Gather every line holding the string "Mobiltelefone".

Data for this exercise.
--- Start ---
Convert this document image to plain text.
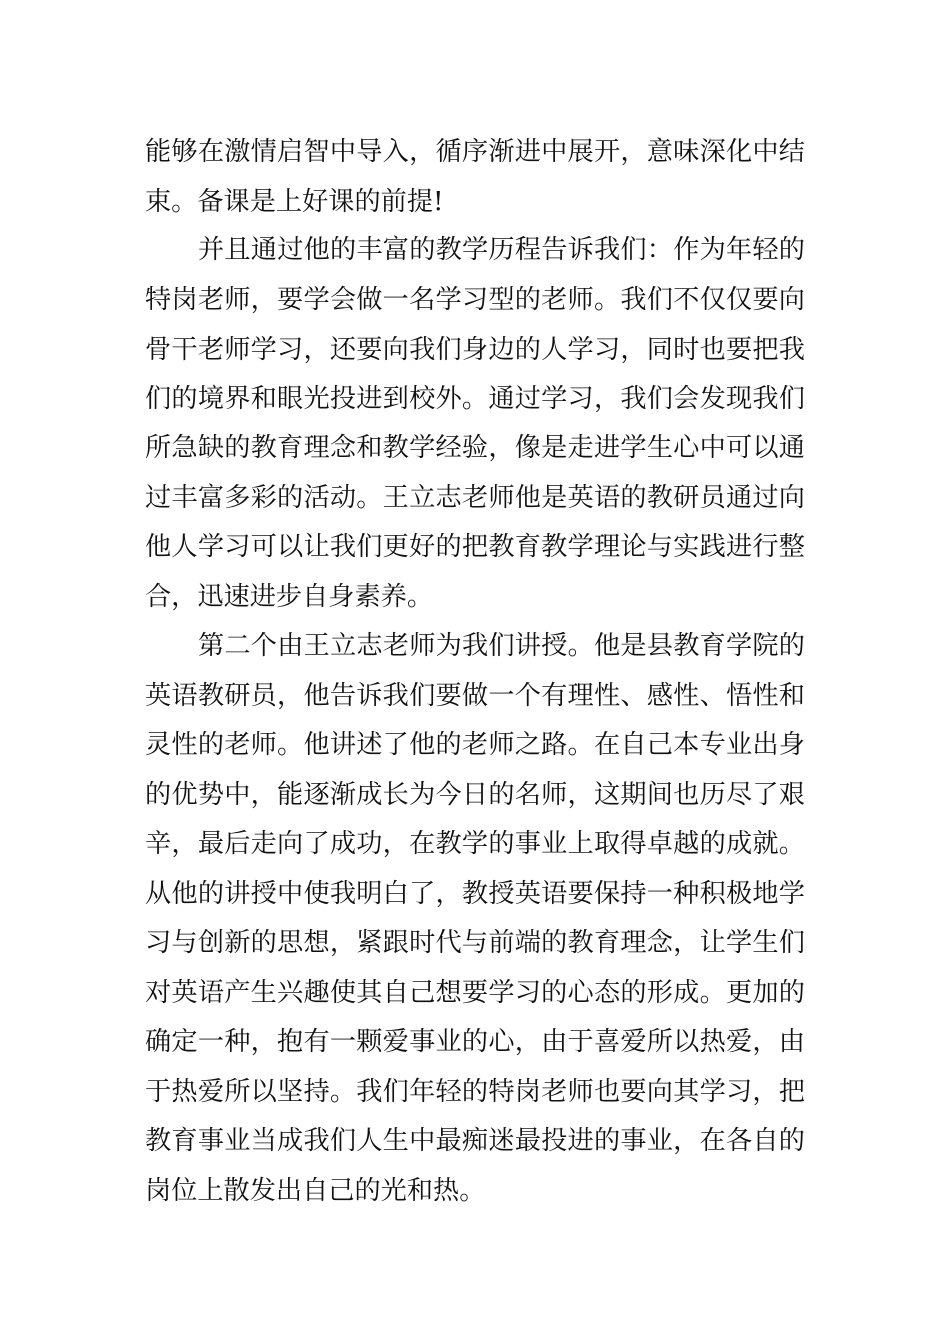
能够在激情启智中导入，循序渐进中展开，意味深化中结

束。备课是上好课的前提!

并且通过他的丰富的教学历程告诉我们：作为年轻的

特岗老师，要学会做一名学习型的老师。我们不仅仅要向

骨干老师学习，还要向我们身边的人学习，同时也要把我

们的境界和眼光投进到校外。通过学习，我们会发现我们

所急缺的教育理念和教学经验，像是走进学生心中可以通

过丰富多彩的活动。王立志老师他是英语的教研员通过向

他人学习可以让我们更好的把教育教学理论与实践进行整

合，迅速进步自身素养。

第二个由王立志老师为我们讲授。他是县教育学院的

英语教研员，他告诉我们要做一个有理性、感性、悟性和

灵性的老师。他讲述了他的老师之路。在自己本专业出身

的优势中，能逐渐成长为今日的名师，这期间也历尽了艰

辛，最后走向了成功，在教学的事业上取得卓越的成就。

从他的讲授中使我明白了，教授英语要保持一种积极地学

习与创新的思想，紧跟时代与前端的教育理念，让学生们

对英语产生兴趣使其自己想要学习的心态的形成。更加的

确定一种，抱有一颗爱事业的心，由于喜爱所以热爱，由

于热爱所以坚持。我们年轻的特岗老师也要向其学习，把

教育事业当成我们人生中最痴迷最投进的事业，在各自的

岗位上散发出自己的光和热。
--- End ---
--- Start ---
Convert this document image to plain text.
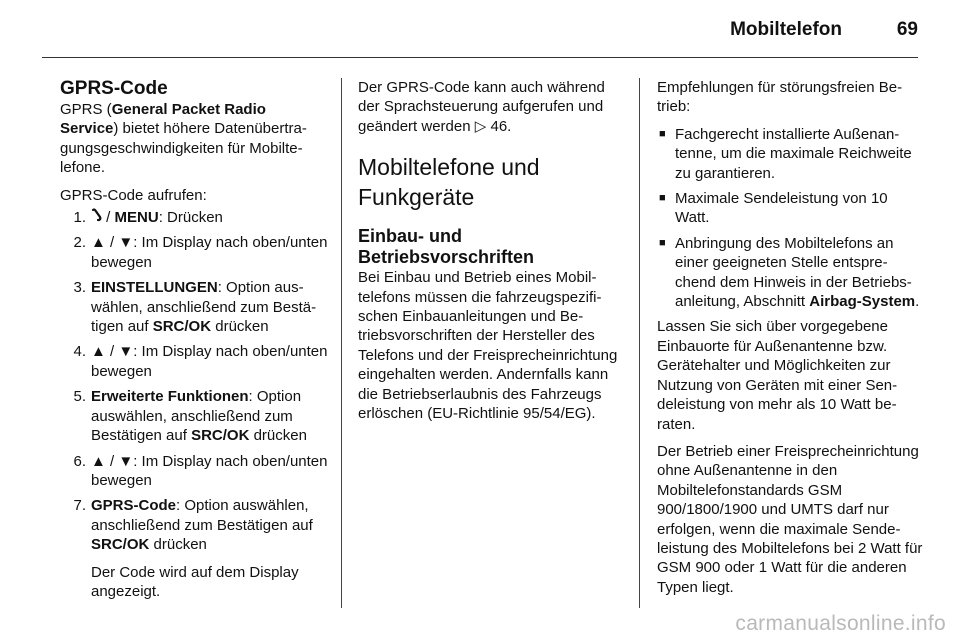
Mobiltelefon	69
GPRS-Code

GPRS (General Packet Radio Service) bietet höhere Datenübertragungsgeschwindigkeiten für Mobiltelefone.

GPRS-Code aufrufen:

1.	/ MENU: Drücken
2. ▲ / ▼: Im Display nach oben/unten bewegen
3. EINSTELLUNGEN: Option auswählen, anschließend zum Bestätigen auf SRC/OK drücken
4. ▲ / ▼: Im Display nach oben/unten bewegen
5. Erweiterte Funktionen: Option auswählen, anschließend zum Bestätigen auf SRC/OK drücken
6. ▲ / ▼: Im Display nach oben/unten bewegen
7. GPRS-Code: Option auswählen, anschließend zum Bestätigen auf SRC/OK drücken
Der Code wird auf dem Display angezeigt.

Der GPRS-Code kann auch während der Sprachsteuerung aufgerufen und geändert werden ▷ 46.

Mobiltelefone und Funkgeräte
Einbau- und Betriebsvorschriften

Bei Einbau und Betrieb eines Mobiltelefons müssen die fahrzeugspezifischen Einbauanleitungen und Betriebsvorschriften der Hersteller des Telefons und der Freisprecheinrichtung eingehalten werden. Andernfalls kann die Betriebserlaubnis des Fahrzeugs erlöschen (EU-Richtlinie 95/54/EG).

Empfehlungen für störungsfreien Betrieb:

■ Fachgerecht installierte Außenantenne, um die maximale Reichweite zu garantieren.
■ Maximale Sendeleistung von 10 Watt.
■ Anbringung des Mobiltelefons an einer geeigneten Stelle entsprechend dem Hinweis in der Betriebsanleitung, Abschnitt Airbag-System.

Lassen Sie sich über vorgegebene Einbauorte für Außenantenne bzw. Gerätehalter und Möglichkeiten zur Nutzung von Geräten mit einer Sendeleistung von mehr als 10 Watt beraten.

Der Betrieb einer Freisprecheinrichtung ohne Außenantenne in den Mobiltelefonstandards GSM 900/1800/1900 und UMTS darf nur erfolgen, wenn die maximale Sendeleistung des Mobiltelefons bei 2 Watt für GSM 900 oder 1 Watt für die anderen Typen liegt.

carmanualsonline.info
--- End ---
Output for this exercise.
GPRS (General Packet Radio Service) bietet höhere Datenübertragungsgeschwindigkeiten für Mobiltelefone.
Mobiltelefone und Funkgeräte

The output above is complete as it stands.